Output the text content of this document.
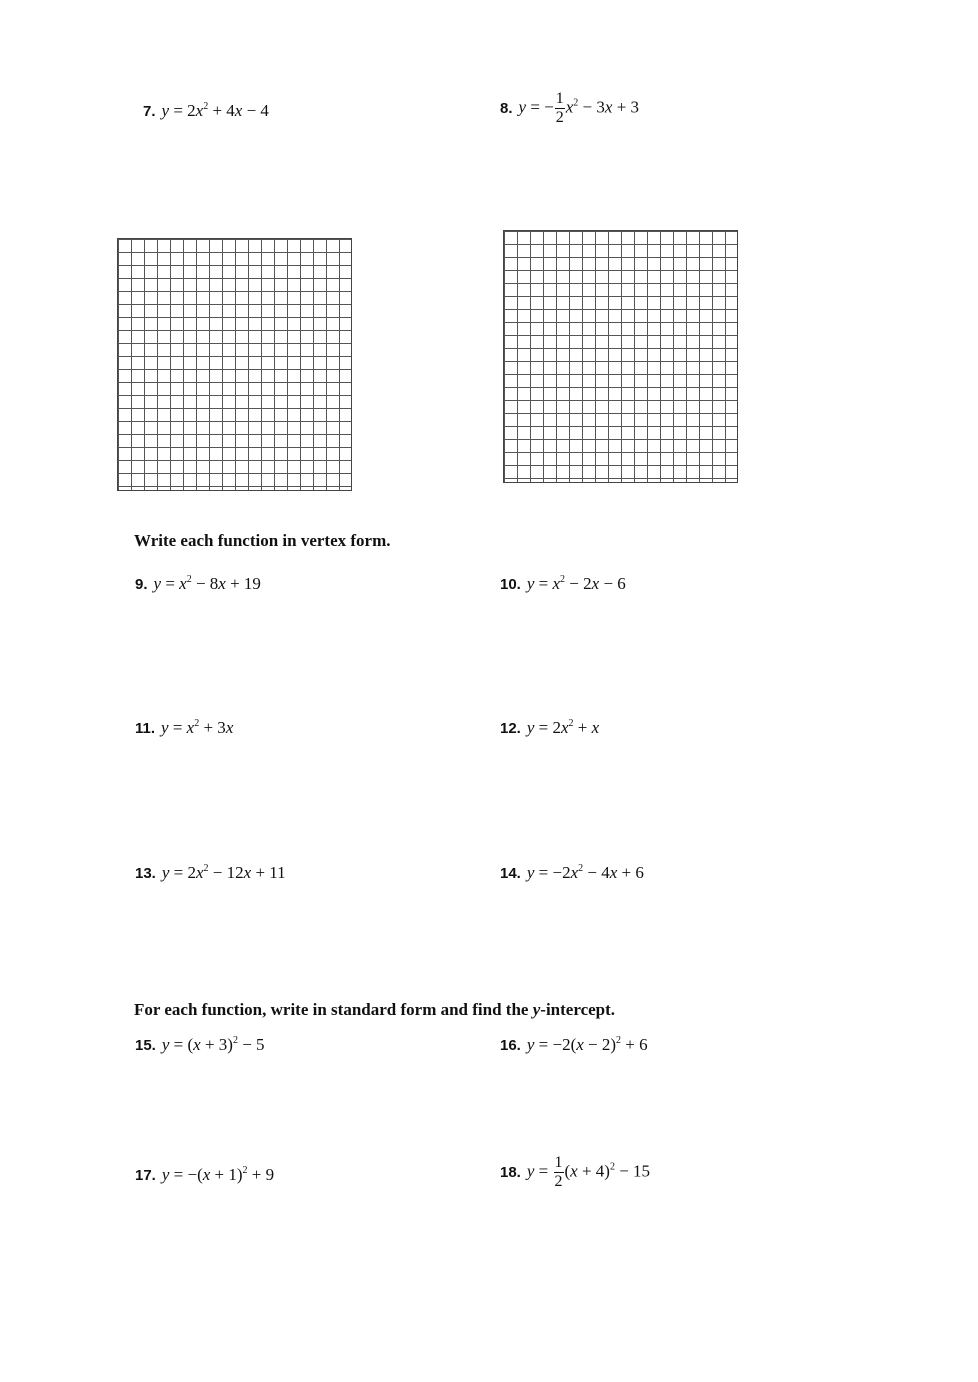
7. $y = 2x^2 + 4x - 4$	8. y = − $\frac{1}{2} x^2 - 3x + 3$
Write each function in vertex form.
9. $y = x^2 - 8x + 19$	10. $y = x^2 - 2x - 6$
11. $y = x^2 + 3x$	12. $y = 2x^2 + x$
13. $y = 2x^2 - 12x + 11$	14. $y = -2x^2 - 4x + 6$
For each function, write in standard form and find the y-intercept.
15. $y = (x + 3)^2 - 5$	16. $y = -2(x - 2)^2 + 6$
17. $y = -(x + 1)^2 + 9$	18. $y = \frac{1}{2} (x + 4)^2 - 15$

◆ **Written exercise**
Your answer should be only the number of lines that hold the word "function".

◆ **Exercise answer**
2